▶ _The problem_:
Extract every line of the material that holds the string "image".

# start of Excerpted records

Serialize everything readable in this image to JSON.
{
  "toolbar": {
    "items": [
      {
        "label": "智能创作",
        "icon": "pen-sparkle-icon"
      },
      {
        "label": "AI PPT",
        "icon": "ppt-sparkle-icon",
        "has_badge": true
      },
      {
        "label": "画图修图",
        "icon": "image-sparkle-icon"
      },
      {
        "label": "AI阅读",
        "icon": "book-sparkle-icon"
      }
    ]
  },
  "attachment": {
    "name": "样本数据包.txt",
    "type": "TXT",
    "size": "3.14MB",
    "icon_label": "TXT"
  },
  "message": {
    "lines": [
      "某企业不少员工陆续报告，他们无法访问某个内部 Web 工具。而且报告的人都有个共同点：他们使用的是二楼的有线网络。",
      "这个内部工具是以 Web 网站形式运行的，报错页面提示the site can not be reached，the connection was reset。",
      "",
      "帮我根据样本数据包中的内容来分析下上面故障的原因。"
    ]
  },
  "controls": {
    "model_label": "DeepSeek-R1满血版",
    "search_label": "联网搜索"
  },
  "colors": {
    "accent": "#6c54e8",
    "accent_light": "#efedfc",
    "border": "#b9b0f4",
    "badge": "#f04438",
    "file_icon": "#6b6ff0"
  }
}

# end of Excerpted records

▶ _Solution_:
Serialize everything readable in this image to JSON.
        "icon": "image-sparkle-icon"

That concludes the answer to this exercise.